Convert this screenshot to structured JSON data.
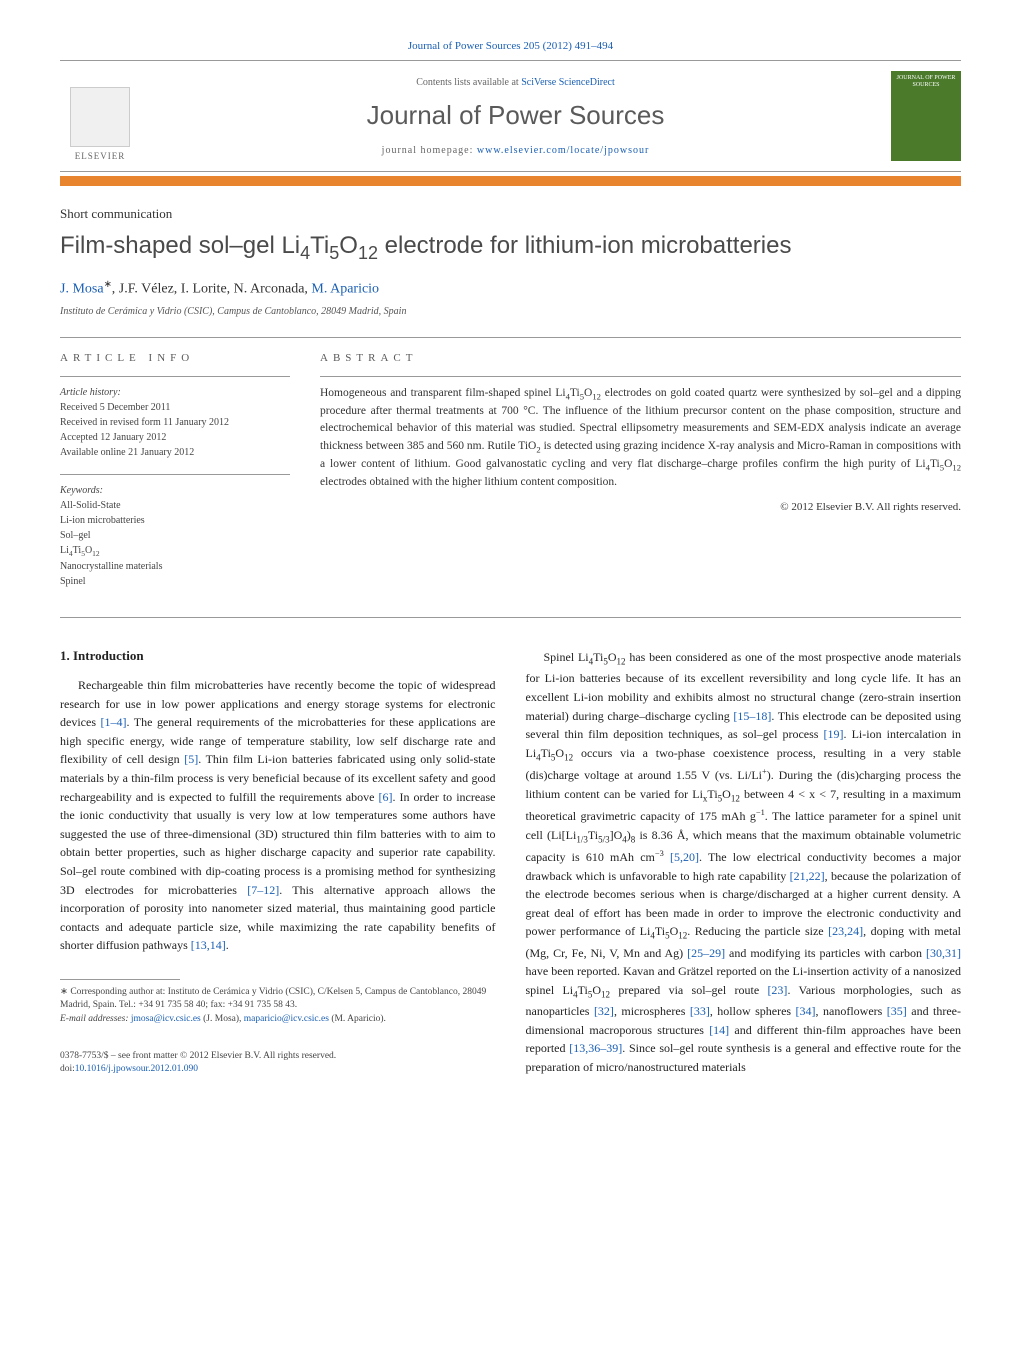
{
  "journal": {
    "citation_pre": "Journal of Power Sources 205 (2012) 491–494",
    "citation_link": "Journal of Power Sources",
    "contents_pre": "Contents lists available at ",
    "contents_link": "SciVerse ScienceDirect",
    "title": "Journal of Power Sources",
    "homepage_pre": "journal homepage: ",
    "homepage_link": "www.elsevier.com/locate/jpowsour",
    "publisher": "ELSEVIER",
    "cover_text": "JOURNAL OF POWER SOURCES"
  },
  "article": {
    "type": "Short communication",
    "title_html": "Film-shaped sol–gel Li<sub>4</sub>Ti<sub>5</sub>O<sub>12</sub> electrode for lithium-ion microbatteries",
    "authors_html": "<a class=\"author-link\" href=\"#\">J. Mosa</a><sup>∗</sup>, J.F. Vélez, I. Lorite, N. Arconada, <a class=\"author-link\" href=\"#\">M. Aparicio</a>",
    "affiliation": "Instituto de Cerámica y Vidrio (CSIC), Campus de Cantoblanco, 28049 Madrid, Spain"
  },
  "info": {
    "label": "ARTICLE INFO",
    "history_title": "Article history:",
    "history_lines": [
      "Received 5 December 2011",
      "Received in revised form 11 January 2012",
      "Accepted 12 January 2012",
      "Available online 21 January 2012"
    ],
    "keywords_title": "Keywords:",
    "keywords_html": [
      "All-Solid-State",
      "Li-ion microbatteries",
      "Sol–gel",
      "Li<sub>4</sub>Ti<sub>5</sub>O<sub>12</sub>",
      "Nanocrystalline materials",
      "Spinel"
    ]
  },
  "abstract": {
    "label": "ABSTRACT",
    "text_html": "Homogeneous and transparent film-shaped spinel Li<sub>4</sub>Ti<sub>5</sub>O<sub>12</sub> electrodes on gold coated quartz were synthesized by sol–gel and a dipping procedure after thermal treatments at 700 °C. The influence of the lithium precursor content on the phase composition, structure and electrochemical behavior of this material was studied. Spectral ellipsometry measurements and SEM-EDX analysis indicate an average thickness between 385 and 560 nm. Rutile TiO<sub>2</sub> is detected using grazing incidence X-ray analysis and Micro-Raman in compositions with a lower content of lithium. Good galvanostatic cycling and very flat discharge–charge profiles confirm the high purity of Li<sub>4</sub>Ti<sub>5</sub>O<sub>12</sub> electrodes obtained with the higher lithium content composition.",
    "copyright": "© 2012 Elsevier B.V. All rights reserved."
  },
  "body": {
    "section_heading": "1. Introduction",
    "col1_html": "Rechargeable thin film microbatteries have recently become the topic of widespread research for use in low power applications and energy storage systems for electronic devices <a class=\"ref-link\" href=\"#\">[1–4]</a>. The general requirements of the microbatteries for these applications are high specific energy, wide range of temperature stability, low self discharge rate and flexibility of cell design <a class=\"ref-link\" href=\"#\">[5]</a>. Thin film Li-ion batteries fabricated using only solid-state materials by a thin-film process is very beneficial because of its excellent safety and good rechargeability and is expected to fulfill the requirements above <a class=\"ref-link\" href=\"#\">[6]</a>. In order to increase the ionic conductivity that usually is very low at low temperatures some authors have suggested the use of three-dimensional (3D) structured thin film batteries with to aim to obtain better properties, such as higher discharge capacity and superior rate capability. Sol–gel route combined with dip-coating process is a promising method for synthesizing 3D electrodes for microbatteries <a class=\"ref-link\" href=\"#\">[7–12]</a>. This alternative approach allows the incorporation of porosity into nanometer sized material, thus maintaining good particle contacts and adequate particle size, while maximizing the rate capability benefits of shorter diffusion pathways <a class=\"ref-link\" href=\"#\">[13,14]</a>.",
    "col2_html": "Spinel Li<sub>4</sub>Ti<sub>5</sub>O<sub>12</sub> has been considered as one of the most prospective anode materials for Li-ion batteries because of its excellent reversibility and long cycle life. It has an excellent Li-ion mobility and exhibits almost no structural change (zero-strain insertion material) during charge–discharge cycling <a class=\"ref-link\" href=\"#\">[15–18]</a>. This electrode can be deposited using several thin film deposition techniques, as sol–gel process <a class=\"ref-link\" href=\"#\">[19]</a>. Li-ion intercalation in Li<sub>4</sub>Ti<sub>5</sub>O<sub>12</sub> occurs via a two-phase coexistence process, resulting in a very stable (dis)charge voltage at around 1.55 V (vs. Li/Li<sup>+</sup>). During the (dis)charging process the lithium content can be varied for Li<sub>x</sub>Ti<sub>5</sub>O<sub>12</sub> between 4 &lt; x &lt; 7, resulting in a maximum theoretical gravimetric capacity of 175 mAh g<sup>−1</sup>. The lattice parameter for a spinel unit cell (Li[Li<sub>1/3</sub>Ti<sub>5/3</sub>]O<sub>4</sub>)<sub>8</sub> is 8.36 Å, which means that the maximum obtainable volumetric capacity is 610 mAh cm<sup>−3</sup> <a class=\"ref-link\" href=\"#\">[5,20]</a>. The low electrical conductivity becomes a major drawback which is unfavorable to high rate capability <a class=\"ref-link\" href=\"#\">[21,22]</a>, because the polarization of the electrode becomes serious when is charge/discharged at a higher current density. A great deal of effort has been made in order to improve the electronic conductivity and power performance of Li<sub>4</sub>Ti<sub>5</sub>O<sub>12</sub>. Reducing the particle size <a class=\"ref-link\" href=\"#\">[23,24]</a>, doping with metal (Mg, Cr, Fe, Ni, V, Mn and Ag) <a class=\"ref-link\" href=\"#\">[25–29]</a> and modifying its particles with carbon <a class=\"ref-link\" href=\"#\">[30,31]</a> have been reported. Kavan and Grätzel reported on the Li-insertion activity of a nanosized spinel Li<sub>4</sub>Ti<sub>5</sub>O<sub>12</sub> prepared via sol–gel route <a class=\"ref-link\" href=\"#\">[23]</a>. Various morphologies, such as nanoparticles <a class=\"ref-link\" href=\"#\">[32]</a>, microspheres <a class=\"ref-link\" href=\"#\">[33]</a>, hollow spheres <a class=\"ref-link\" href=\"#\">[34]</a>, nanoflowers <a class=\"ref-link\" href=\"#\">[35]</a> and three-dimensional macroporous structures <a class=\"ref-link\" href=\"#\">[14]</a> and different thin-film approaches have been reported <a class=\"ref-link\" href=\"#\">[13,36–39]</a>. Since sol–gel route synthesis is a general and effective route for the preparation of micro/nanostructured materials"
  },
  "footnote": {
    "corr_html": "∗ Corresponding author at: Instituto de Cerámica y Vidrio (CSIC), C/Kelsen 5, Campus de Cantoblanco, 28049 Madrid, Spain. Tel.: +34 91 735 58 40; fax: +34 91 735 58 43.",
    "email_label": "E-mail addresses:",
    "email1": "jmosa@icv.csic.es",
    "email1_who": " (J. Mosa), ",
    "email2": "maparicio@icv.csic.es",
    "email2_who": " (M. Aparicio)."
  },
  "bottom": {
    "issn": "0378-7753/$ – see front matter © 2012 Elsevier B.V. All rights reserved.",
    "doi_pre": "doi:",
    "doi_link": "10.1016/j.jpowsour.2012.01.090"
  },
  "colors": {
    "link": "#1a5fb4",
    "orange_bar": "#e8842e",
    "gray_text": "#5a5a5a",
    "cover_bg": "#4a7a2a"
  }
}
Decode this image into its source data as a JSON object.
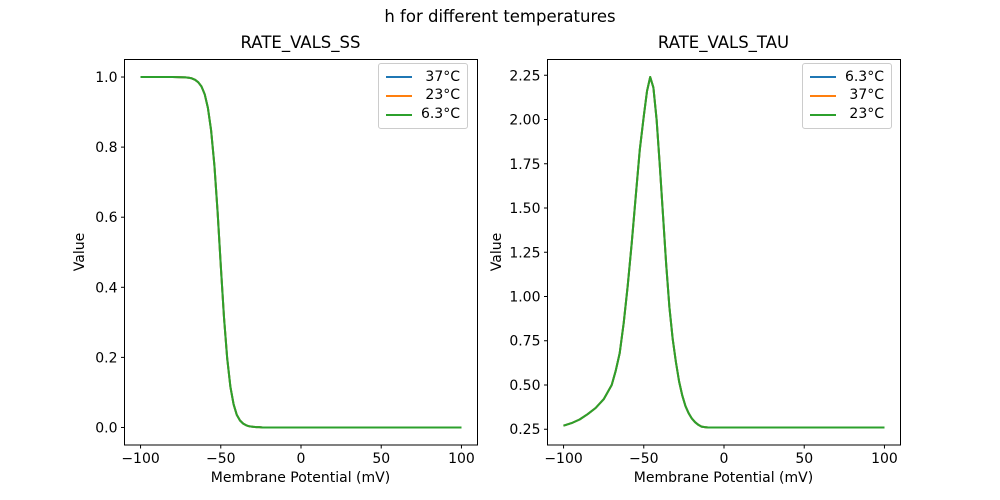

● ● ●

— Task to complete —
Write out the whole listing again, exactly, with no pictures.

— Solution to this task —
Convert this screenshot to structured JSON data.
{
  "journal": {
    "citation_pre": "Journal of Power Sources 205 (2012) 491–494",
    "citation_link": "Journal of Power Sources",
    "contents_pre": "Contents lists available at ",
    "contents_link": "SciVerse ScienceDirect",
    "title": "Journal of Power Sources",
    "homepage_pre": "journal homepage: ",
    "homepage_link": "www.elsevier.com/locate/jpowsour",
    "publisher": "ELSEVIER",
    "cover_text": "JOURNAL OF POWER SOURCES"
  },
  "article": {
    "type": "Short communication",
    "title_html": "Film-shaped sol–gel Li<sub>4</sub>Ti<sub>5</sub>O<sub>12</sub> electrode for lithium-ion microbatteries",
    "authors_html": "<a class=\"author-link\" href=\"#\">J. Mosa</a><sup>∗</sup>, J.F. Vélez, I. Lorite, N. Arconada, <a class=\"author-link\" href=\"#\">M. Aparicio</a>",
    "affiliation": "Instituto de Cerámica y Vidrio (CSIC), Campus de Cantoblanco, 28049 Madrid, Spain"
  },
  "info": {
    "label": "ARTICLE INFO",
    "history_title": "Article history:",
    "history_lines": [
      "Received 5 December 2011",
      "Received in revised form 11 January 2012",
      "Accepted 12 January 2012",
      "Available online 21 January 2012"
    ],
    "keywords_title": "Keywords:",
    "keywords_html": [
      "All-Solid-State",
      "Li-ion microbatteries",
      "Sol–gel",
      "Li<sub>4</sub>Ti<sub>5</sub>O<sub>12</sub>",
      "Nanocrystalline materials",
      "Spinel"
    ]
  },
  "abstract": {
    "label": "ABSTRACT",
    "text_html": "Homogeneous and transparent film-shaped spinel Li<sub>4</sub>Ti<sub>5</sub>O<sub>12</sub> electrodes on gold coated quartz were synthesized by sol–gel and a dipping procedure after thermal treatments at 700 °C. The influence of the lithium precursor content on the phase composition, structure and electrochemical behavior of this material was studied. Spectral ellipsometry measurements and SEM-EDX analysis indicate an average thickness between 385 and 560 nm. Rutile TiO<sub>2</sub> is detected using grazing incidence X-ray analysis and Micro-Raman in compositions with a lower content of lithium. Good galvanostatic cycling and very flat discharge–charge profiles confirm the high purity of Li<sub>4</sub>Ti<sub>5</sub>O<sub>12</sub> electrodes obtained with the higher lithium content composition.",
    "copyright": "© 2012 Elsevier B.V. All rights reserved."
  },
  "body": {
    "section_heading": "1. Introduction",
    "col1_html": "Rechargeable thin film microbatteries have recently become the topic of widespread research for use in low power applications and energy storage systems for electronic devices <a class=\"ref-link\" href=\"#\">[1–4]</a>. The general requirements of the microbatteries for these applications are high specific energy, wide range of temperature stability, low self discharge rate and flexibility of cell design <a class=\"ref-link\" href=\"#\">[5]</a>. Thin film Li-ion batteries fabricated using only solid-state materials by a thin-film process is very beneficial because of its excellent safety and good rechargeability and is expected to fulfill the requirements above <a class=\"ref-link\" href=\"#\">[6]</a>. In order to increase the ionic conductivity that usually is very low at low temperatures some authors have suggested the use of three-dimensional (3D) structured thin film batteries with to aim to obtain better properties, such as higher discharge capacity and superior rate capability. Sol–gel route combined with dip-coating process is a promising method for synthesizing 3D electrodes for microbatteries <a class=\"ref-link\" href=\"#\">[7–12]</a>. This alternative approach allows the incorporation of porosity into nanometer sized material, thus maintaining good particle contacts and adequate particle size, while maximizing the rate capability benefits of shorter diffusion pathways <a class=\"ref-link\" href=\"#\">[13,14]</a>.",
    "col2_html": "Spinel Li<sub>4</sub>Ti<sub>5</sub>O<sub>12</sub> has been considered as one of the most prospective anode materials for Li-ion batteries because of its excellent reversibility and long cycle life. It has an excellent Li-ion mobility and exhibits almost no structural change (zero-strain insertion material) during charge–discharge cycling <a class=\"ref-link\" href=\"#\">[15–18]</a>. This electrode can be deposited using several thin film deposition techniques, as sol–gel process <a class=\"ref-link\" href=\"#\">[19]</a>. Li-ion intercalation in Li<sub>4</sub>Ti<sub>5</sub>O<sub>12</sub> occurs via a two-phase coexistence process, resulting in a very stable (dis)charge voltage at around 1.55 V (vs. Li/Li<sup>+</sup>). During the (dis)charging process the lithium content can be varied for Li<sub>x</sub>Ti<sub>5</sub>O<sub>12</sub> between 4 &lt; x &lt; 7, resulting in a maximum theoretical gravimetric capacity of 175 mAh g<sup>−1</sup>. The lattice parameter for a spinel unit cell (Li[Li<sub>1/3</sub>Ti<sub>5/3</sub>]O<sub>4</sub>)<sub>8</sub> is 8.36 Å, which means that the maximum obtainable volumetric capacity is 610 mAh cm<sup>−3</sup> <a class=\"ref-link\" href=\"#\">[5,20]</a>. The low electrical conductivity becomes a major drawback which is unfavorable to high rate capability <a class=\"ref-link\" href=\"#\">[21,22]</a>, because the polarization of the electrode becomes serious when is charge/discharged at a higher current density. A great deal of effort has been made in order to improve the electronic conductivity and power performance of Li<sub>4</sub>Ti<sub>5</sub>O<sub>12</sub>. Reducing the particle size <a class=\"ref-link\" href=\"#\">[23,24]</a>, doping with metal (Mg, Cr, Fe, Ni, V, Mn and Ag) <a class=\"ref-link\" href=\"#\">[25–29]</a> and modifying its particles with carbon <a class=\"ref-link\" href=\"#\">[30,31]</a> have been reported. Kavan and Grätzel reported on the Li-insertion activity of a nanosized spinel Li<sub>4</sub>Ti<sub>5</sub>O<sub>12</sub> prepared via sol–gel route <a class=\"ref-link\" href=\"#\">[23]</a>. Various morphologies, such as nanoparticles <a class=\"ref-link\" href=\"#\">[32]</a>, microspheres <a class=\"ref-link\" href=\"#\">[33]</a>, hollow spheres <a class=\"ref-link\" href=\"#\">[34]</a>, nanoflowers <a class=\"ref-link\" href=\"#\">[35]</a> and three-dimensional macroporous structures <a class=\"ref-link\" href=\"#\">[14]</a> and different thin-film approaches have been reported <a class=\"ref-link\" href=\"#\">[13,36–39]</a>. Since sol–gel route synthesis is a general and effective route for the preparation of micro/nanostructured materials"
  },
  "footnote": {
    "corr_html": "∗ Corresponding author at: Instituto de Cerámica y Vidrio (CSIC), C/Kelsen 5, Campus de Cantoblanco, 28049 Madrid, Spain. Tel.: +34 91 735 58 40; fax: +34 91 735 58 43.",
    "email_label": "E-mail addresses:",
    "email1": "jmosa@icv.csic.es",
    "email1_who": " (J. Mosa), ",
    "email2": "maparicio@icv.csic.es",
    "email2_who": " (M. Aparicio)."
  },
  "bottom": {
    "issn": "0378-7753/$ – see front matter © 2012 Elsevier B.V. All rights reserved.",
    "doi_pre": "doi:",
    "doi_link": "10.1016/j.jpowsour.2012.01.090"
  },
  "colors": {
    "link": "#1a5fb4",
    "orange_bar": "#e8842e",
    "gray_text": "#5a5a5a",
    "cover_bg": "#4a7a2a"
  }
}
Decode this image into its source data as a JSON object.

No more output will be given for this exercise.